_Written exercise_. In the records below, find each line containing the word "private" and copy it.

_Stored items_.
====
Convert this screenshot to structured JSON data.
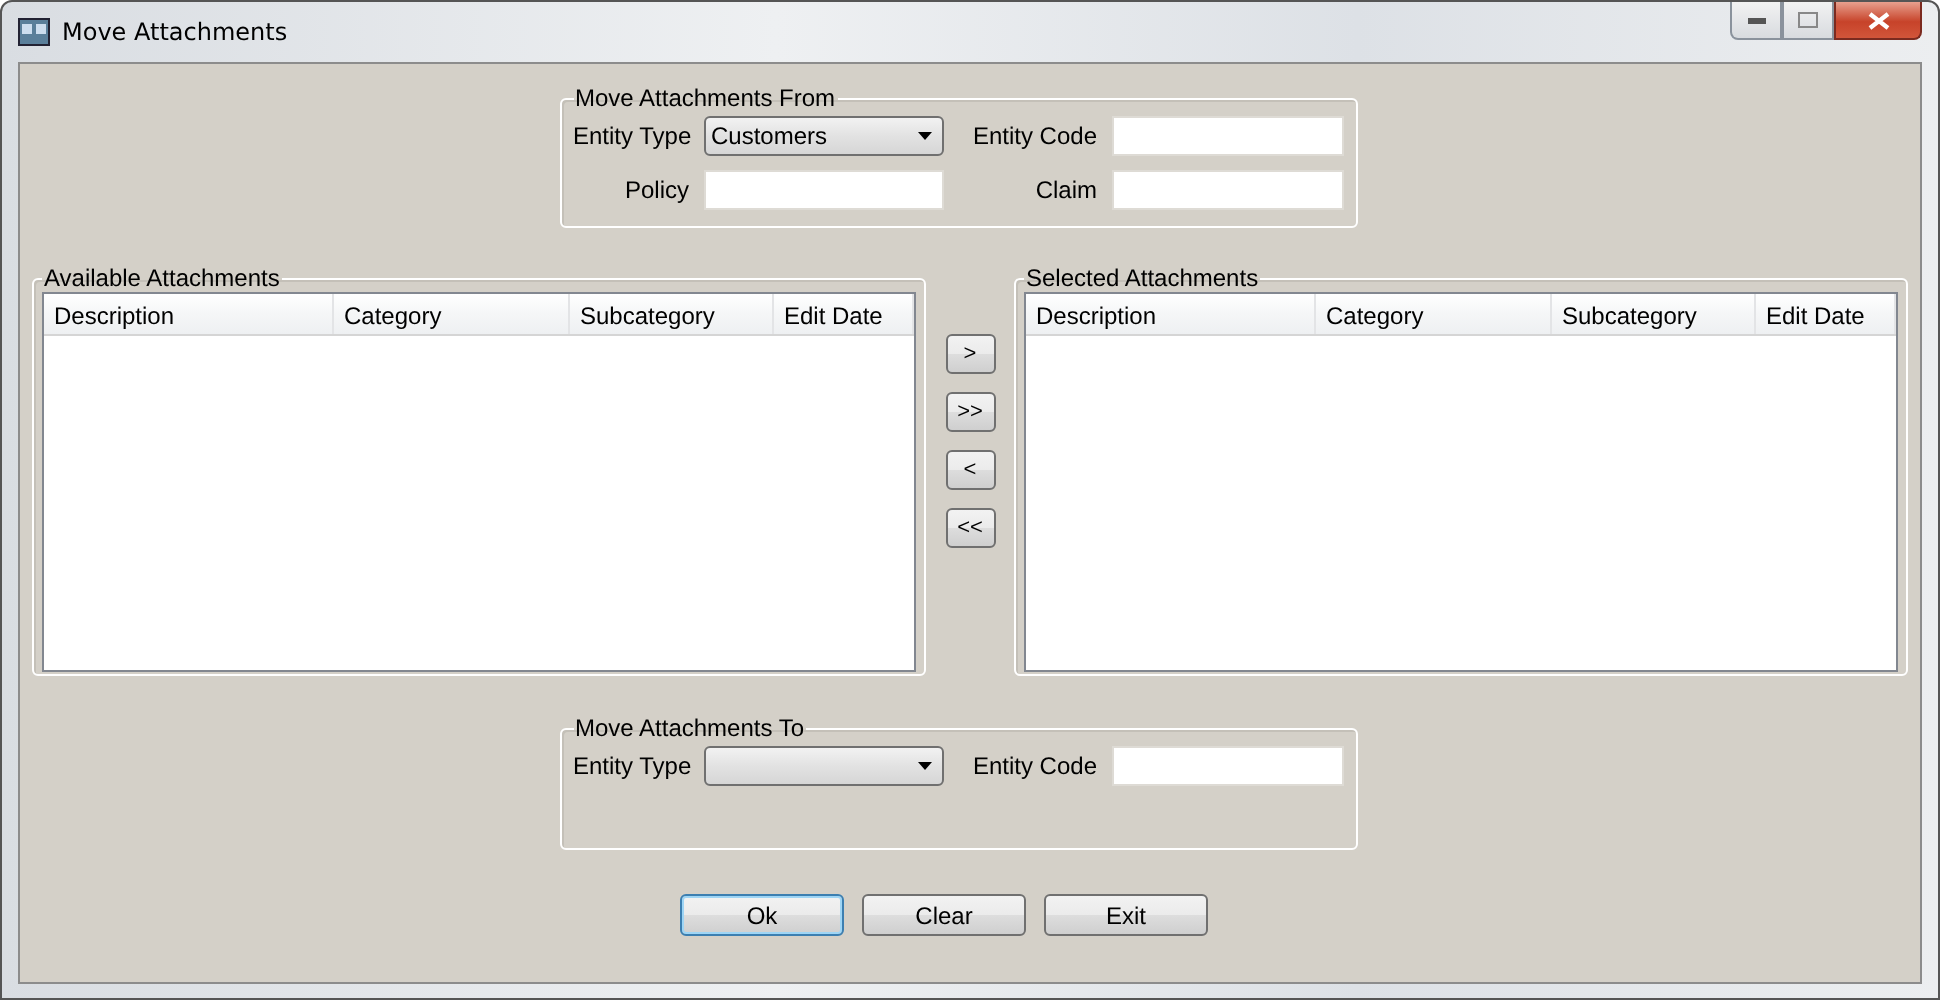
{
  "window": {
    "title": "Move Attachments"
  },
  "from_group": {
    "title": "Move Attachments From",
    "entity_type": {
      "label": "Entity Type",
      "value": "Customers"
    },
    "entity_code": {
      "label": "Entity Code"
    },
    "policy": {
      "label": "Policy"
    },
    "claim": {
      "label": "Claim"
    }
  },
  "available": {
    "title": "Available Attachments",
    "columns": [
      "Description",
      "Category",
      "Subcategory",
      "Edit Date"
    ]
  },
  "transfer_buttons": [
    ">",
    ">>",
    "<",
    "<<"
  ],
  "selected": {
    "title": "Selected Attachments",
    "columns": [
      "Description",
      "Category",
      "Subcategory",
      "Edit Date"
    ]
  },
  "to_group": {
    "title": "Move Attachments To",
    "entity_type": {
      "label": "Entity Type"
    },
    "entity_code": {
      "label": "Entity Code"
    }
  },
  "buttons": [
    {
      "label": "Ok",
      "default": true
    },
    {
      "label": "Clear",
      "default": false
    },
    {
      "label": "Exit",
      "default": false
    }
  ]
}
====
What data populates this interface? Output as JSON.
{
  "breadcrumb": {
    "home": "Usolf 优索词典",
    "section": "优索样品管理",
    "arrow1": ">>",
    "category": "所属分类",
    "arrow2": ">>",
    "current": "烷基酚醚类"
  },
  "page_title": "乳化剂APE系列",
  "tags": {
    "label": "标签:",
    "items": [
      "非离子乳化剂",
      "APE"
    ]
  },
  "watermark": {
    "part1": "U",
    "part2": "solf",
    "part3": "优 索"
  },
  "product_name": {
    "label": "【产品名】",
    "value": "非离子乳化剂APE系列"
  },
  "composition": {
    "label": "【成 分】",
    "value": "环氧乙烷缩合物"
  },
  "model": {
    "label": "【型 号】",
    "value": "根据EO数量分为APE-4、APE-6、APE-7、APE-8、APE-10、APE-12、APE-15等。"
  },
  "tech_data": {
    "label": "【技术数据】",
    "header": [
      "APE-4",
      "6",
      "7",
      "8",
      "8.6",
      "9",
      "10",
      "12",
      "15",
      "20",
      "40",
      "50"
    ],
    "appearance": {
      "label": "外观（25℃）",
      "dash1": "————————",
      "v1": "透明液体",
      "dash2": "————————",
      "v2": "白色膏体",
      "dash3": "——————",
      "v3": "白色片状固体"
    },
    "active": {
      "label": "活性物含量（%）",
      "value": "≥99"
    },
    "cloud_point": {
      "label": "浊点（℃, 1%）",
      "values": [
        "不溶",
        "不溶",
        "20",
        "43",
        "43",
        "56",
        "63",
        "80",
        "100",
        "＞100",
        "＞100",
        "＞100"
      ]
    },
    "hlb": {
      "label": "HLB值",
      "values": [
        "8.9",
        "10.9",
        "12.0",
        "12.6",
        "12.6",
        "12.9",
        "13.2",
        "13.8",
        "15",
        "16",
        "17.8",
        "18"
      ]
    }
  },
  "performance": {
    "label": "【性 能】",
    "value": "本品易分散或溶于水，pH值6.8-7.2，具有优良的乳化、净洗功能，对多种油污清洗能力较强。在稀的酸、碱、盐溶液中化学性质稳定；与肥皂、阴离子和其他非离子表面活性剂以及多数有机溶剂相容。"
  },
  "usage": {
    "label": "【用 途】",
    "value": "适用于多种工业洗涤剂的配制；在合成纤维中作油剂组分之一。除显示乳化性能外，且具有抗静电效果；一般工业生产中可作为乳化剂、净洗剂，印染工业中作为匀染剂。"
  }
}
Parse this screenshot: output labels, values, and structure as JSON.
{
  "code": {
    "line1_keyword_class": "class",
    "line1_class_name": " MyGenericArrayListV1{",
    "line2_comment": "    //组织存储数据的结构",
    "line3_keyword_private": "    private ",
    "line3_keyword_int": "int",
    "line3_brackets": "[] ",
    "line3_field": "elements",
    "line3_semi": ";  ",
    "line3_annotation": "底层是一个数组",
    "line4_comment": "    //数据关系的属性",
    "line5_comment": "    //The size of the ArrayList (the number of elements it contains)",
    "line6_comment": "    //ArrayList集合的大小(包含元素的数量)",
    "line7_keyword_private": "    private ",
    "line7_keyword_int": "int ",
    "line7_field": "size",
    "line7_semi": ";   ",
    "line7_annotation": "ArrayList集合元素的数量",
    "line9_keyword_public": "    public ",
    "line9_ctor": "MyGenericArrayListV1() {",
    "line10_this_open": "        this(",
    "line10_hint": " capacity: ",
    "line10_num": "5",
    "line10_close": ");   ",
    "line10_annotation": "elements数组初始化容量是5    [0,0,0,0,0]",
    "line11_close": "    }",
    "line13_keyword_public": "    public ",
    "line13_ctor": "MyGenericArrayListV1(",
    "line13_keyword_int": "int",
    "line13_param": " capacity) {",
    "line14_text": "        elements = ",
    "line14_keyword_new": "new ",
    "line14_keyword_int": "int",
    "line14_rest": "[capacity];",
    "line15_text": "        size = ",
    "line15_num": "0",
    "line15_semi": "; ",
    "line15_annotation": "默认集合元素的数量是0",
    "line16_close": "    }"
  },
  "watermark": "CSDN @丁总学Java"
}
====
_Expected answer_.
    "line3_keyword_private": "    private ",
    "line7_keyword_private": "    private ",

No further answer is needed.